═══ SOURCE RECORDS

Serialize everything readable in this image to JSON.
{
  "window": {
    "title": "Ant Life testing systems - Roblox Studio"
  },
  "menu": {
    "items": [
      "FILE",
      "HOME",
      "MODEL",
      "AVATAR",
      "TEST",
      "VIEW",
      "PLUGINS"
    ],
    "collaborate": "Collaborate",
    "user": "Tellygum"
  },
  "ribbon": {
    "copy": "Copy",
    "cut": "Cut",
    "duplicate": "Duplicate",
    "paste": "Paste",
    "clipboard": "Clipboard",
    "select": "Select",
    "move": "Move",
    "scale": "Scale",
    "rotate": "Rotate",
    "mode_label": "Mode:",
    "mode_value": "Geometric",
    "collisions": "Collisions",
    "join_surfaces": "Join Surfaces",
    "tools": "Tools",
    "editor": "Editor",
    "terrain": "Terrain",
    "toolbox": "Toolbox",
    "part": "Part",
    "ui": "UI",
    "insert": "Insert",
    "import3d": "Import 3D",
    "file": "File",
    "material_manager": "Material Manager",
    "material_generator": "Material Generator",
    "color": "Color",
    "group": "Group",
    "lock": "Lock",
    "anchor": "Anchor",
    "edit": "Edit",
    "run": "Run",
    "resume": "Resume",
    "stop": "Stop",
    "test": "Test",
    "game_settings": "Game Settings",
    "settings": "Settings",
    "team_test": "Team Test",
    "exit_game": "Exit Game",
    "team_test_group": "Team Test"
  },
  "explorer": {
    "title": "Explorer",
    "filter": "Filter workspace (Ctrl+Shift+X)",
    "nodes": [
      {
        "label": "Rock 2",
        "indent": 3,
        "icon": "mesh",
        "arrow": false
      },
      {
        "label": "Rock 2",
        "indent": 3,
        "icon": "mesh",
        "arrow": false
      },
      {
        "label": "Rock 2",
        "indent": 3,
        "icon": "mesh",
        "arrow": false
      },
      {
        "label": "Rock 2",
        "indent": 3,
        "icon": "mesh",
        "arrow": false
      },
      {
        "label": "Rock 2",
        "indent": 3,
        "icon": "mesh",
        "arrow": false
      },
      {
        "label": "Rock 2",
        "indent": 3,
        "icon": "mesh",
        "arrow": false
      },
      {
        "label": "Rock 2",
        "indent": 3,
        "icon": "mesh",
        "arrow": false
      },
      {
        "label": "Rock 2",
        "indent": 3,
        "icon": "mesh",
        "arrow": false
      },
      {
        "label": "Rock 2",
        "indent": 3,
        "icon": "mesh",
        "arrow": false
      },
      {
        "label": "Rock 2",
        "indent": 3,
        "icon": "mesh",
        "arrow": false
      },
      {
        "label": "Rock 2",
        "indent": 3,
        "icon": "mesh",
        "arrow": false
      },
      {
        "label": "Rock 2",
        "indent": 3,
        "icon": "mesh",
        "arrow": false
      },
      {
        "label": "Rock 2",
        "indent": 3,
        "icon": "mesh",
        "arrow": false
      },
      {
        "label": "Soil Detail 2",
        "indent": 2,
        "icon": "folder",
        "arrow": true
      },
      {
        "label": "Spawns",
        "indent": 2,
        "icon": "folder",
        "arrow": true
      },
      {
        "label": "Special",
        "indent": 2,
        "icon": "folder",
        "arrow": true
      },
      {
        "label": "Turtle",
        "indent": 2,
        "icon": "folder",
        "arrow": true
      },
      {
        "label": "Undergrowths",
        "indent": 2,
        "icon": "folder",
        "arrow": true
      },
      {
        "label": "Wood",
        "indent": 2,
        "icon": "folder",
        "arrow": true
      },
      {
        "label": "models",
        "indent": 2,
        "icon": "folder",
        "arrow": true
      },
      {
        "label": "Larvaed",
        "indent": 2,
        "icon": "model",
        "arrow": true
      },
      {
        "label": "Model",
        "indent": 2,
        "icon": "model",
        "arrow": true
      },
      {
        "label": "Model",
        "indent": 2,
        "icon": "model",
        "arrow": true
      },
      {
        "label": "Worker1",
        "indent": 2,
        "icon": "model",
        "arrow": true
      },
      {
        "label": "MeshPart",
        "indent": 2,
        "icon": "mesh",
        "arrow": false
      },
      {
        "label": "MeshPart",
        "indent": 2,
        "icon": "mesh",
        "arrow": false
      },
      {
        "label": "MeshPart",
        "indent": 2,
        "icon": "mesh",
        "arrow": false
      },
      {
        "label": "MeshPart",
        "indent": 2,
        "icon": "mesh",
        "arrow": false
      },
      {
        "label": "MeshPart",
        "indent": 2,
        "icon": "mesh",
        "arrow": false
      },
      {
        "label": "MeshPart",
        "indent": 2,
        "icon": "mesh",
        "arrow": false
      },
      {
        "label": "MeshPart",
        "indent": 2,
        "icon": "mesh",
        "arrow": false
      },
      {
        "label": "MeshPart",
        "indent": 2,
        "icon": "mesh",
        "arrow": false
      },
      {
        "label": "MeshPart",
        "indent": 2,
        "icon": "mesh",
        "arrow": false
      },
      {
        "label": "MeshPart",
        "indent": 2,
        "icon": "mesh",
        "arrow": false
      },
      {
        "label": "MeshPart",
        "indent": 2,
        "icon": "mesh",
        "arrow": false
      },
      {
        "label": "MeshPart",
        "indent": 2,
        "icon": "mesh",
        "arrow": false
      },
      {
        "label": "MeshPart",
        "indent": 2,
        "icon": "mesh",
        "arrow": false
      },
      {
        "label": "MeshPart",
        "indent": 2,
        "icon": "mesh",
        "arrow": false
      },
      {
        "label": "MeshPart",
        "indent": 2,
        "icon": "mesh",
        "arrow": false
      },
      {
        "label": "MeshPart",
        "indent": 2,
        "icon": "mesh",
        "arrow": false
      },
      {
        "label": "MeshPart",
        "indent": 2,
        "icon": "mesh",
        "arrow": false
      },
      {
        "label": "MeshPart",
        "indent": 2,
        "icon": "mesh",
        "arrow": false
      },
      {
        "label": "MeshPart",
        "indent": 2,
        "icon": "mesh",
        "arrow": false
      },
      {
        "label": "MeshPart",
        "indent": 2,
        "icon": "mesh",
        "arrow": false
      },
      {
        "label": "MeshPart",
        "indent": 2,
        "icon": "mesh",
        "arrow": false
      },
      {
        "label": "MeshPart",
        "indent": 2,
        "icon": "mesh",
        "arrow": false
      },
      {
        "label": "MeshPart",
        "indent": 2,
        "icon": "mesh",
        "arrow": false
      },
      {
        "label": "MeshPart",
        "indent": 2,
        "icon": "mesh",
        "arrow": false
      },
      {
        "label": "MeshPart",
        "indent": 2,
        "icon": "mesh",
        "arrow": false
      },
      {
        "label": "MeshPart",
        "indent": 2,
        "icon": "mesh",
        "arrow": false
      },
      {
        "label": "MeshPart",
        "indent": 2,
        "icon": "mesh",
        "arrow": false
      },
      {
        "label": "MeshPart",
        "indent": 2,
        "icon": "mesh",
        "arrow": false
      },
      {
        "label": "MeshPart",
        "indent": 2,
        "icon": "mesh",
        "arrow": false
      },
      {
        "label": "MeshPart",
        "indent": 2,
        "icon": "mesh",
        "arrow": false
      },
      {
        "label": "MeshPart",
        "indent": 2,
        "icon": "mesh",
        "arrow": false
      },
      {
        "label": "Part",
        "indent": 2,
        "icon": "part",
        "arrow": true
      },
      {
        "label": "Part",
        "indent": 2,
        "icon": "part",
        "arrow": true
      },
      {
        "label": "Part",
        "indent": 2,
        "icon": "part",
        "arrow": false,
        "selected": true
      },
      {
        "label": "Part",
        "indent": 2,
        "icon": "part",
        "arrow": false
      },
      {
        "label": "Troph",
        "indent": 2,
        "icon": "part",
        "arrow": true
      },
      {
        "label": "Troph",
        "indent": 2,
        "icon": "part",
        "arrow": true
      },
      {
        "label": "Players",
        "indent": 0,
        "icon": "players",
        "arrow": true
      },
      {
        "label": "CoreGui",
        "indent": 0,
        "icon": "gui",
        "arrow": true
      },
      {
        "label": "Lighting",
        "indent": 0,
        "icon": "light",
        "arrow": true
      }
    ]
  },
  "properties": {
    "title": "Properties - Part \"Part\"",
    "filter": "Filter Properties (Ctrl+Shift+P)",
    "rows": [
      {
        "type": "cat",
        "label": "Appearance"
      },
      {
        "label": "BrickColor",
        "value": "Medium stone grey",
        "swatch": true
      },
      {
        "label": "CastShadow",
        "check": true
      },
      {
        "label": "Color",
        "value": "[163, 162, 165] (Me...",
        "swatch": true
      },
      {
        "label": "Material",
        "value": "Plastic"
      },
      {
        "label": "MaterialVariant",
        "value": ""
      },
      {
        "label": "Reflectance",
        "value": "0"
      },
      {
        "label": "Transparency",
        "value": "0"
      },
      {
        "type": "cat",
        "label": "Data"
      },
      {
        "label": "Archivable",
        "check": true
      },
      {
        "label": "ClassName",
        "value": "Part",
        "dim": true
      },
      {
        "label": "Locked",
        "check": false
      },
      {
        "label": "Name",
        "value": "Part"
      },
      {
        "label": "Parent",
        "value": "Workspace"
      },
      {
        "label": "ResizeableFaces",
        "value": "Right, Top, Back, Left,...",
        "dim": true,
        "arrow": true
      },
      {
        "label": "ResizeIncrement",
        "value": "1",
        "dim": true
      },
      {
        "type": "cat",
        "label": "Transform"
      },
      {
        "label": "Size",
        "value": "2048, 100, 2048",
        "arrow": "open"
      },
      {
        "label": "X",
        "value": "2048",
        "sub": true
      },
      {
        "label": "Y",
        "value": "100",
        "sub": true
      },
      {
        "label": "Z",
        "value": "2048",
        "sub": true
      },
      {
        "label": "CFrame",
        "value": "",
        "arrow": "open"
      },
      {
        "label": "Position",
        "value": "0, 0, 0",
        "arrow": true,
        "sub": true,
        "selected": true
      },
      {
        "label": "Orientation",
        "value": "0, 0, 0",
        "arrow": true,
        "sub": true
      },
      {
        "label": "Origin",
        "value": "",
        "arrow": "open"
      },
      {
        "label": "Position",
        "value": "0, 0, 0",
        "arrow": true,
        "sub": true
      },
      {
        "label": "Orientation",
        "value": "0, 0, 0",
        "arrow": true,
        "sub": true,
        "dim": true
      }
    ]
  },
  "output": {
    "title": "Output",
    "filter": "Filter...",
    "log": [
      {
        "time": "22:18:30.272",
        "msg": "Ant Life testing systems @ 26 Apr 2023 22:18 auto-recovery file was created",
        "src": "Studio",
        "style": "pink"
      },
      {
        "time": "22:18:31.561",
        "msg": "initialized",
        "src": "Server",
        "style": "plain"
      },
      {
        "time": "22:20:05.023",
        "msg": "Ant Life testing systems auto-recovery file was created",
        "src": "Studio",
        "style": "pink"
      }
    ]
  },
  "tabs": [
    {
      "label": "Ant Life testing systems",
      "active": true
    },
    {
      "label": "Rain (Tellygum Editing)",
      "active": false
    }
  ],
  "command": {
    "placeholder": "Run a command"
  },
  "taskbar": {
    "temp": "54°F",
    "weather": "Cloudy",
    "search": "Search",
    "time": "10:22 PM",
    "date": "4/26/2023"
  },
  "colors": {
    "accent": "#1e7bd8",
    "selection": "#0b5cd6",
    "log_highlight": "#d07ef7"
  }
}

══════

The answer is one number: how many lines of the material above contain "Life".

TASK ANSWER: 4